EXERCISE:
Copy each line exactly. Leave nothing out.

EXTRACTED DATA:
####################

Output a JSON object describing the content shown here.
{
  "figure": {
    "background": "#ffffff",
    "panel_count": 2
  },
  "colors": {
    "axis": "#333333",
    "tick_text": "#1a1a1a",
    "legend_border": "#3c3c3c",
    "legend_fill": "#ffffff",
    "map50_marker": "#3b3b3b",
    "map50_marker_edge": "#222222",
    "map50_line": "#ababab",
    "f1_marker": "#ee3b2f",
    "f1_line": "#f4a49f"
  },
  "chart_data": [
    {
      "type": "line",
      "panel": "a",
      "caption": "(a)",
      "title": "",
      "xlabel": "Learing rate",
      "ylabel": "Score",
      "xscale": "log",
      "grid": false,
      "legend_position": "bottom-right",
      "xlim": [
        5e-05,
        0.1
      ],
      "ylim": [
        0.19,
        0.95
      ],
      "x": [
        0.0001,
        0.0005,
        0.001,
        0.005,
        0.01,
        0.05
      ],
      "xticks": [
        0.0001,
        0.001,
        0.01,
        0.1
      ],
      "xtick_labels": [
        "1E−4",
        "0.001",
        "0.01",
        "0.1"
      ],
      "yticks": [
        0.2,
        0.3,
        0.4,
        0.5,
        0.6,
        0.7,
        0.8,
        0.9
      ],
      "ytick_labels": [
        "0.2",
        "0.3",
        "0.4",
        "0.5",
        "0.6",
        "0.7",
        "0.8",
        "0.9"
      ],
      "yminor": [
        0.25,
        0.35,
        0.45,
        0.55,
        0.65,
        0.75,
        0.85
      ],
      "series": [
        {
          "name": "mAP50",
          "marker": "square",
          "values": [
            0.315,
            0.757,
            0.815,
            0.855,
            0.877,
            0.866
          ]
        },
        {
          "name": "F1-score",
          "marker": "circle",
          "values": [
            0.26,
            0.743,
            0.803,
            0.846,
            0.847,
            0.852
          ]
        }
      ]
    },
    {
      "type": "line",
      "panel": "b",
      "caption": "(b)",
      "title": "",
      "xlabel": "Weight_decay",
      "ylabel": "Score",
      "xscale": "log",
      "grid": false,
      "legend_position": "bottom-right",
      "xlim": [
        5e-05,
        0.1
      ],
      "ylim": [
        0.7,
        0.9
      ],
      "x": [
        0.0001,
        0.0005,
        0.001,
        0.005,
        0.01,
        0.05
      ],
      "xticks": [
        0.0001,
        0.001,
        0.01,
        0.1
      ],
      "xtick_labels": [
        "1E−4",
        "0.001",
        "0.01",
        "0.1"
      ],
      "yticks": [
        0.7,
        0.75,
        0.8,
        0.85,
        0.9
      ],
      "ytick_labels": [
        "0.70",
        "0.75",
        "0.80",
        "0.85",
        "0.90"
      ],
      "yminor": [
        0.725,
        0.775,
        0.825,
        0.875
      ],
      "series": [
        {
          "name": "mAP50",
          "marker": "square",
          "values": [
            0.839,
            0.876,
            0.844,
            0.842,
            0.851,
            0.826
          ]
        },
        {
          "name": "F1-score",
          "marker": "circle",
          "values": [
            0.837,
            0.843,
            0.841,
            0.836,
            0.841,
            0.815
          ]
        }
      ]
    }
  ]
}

####################

WRITTEN ANSWER:
Output a JSON object describing the content shown here.
{
  "figure": {
    "background": "#ffffff",
    "panel_count": 2
  },
  "colors": {
    "axis": "#333333",
    "tick_text": "#1a1a1a",
    "legend_border": "#3c3c3c",
    "legend_fill": "#ffffff",
    "map50_marker": "#3b3b3b",
    "map50_marker_edge": "#222222",
    "map50_line": "#ababab",
    "f1_marker": "#ee3b2f",
    "f1_line": "#f4a49f"
  },
  "chart_data": [
    {
      "type": "line",
      "panel": "a",
      "caption": "(a)",
      "title": "",
      "xlabel": "Learing rate",
      "ylabel": "Score",
      "xscale": "log",
      "grid": false,
      "legend_position": "bottom-right",
      "xlim": [
        5e-05,
        0.1
      ],
      "ylim": [
        0.19,
        0.95
      ],
      "x": [
        0.0001,
        0.0005,
        0.001,
        0.005,
        0.01,
        0.05
      ],
      "xticks": [
        0.0001,
        0.001,
        0.01,
        0.1
      ],
      "xtick_labels": [
        "1E−4",
        "0.001",
        "0.01",
        "0.1"
      ],
      "yticks": [
        0.2,
        0.3,
        0.4,
        0.5,
        0.6,
        0.7,
        0.8,
        0.9
      ],
      "ytick_labels": [
        "0.2",
        "0.3",
        "0.4",
        "0.5",
        "0.6",
        "0.7",
        "0.8",
        "0.9"
      ],
      "yminor": [
        0.25,
        0.35,
        0.45,
        0.55,
        0.65,
        0.75,
        0.85
      ],
      "series": [
        {
          "name": "mAP50",
          "marker": "square",
          "values": [
            0.315,
            0.757,
            0.815,
            0.855,
            0.877,
            0.866
          ]
        },
        {
          "name": "F1-score",
          "marker": "circle",
          "values": [
            0.26,
            0.743,
            0.803,
            0.846,
            0.847,
            0.852
          ]
        }
      ]
    },
    {
      "type": "line",
      "panel": "b",
      "caption": "(b)",
      "title": "",
      "xlabel": "Weight_decay",
      "ylabel": "Score",
      "xscale": "log",
      "grid": false,
      "legend_position": "bottom-right",
      "xlim": [
        5e-05,
        0.1
      ],
      "ylim": [
        0.7,
        0.9
      ],
      "x": [
        0.0001,
        0.0005,
        0.001,
        0.005,
        0.01,
        0.05
      ],
      "xticks": [
        0.0001,
        0.001,
        0.01,
        0.1
      ],
      "xtick_labels": [
        "1E−4",
        "0.001",
        "0.01",
        "0.1"
      ],
      "yticks": [
        0.7,
        0.75,
        0.8,
        0.85,
        0.9
      ],
      "ytick_labels": [
        "0.70",
        "0.75",
        "0.80",
        "0.85",
        "0.90"
      ],
      "yminor": [
        0.725,
        0.775,
        0.825,
        0.875
      ],
      "series": [
        {
          "name": "mAP50",
          "marker": "square",
          "values": [
            0.839,
            0.876,
            0.844,
            0.842,
            0.851,
            0.826
          ]
        },
        {
          "name": "F1-score",
          "marker": "circle",
          "values": [
            0.837,
            0.843,
            0.841,
            0.836,
            0.841,
            0.815
          ]
        }
      ]
    }
  ]
}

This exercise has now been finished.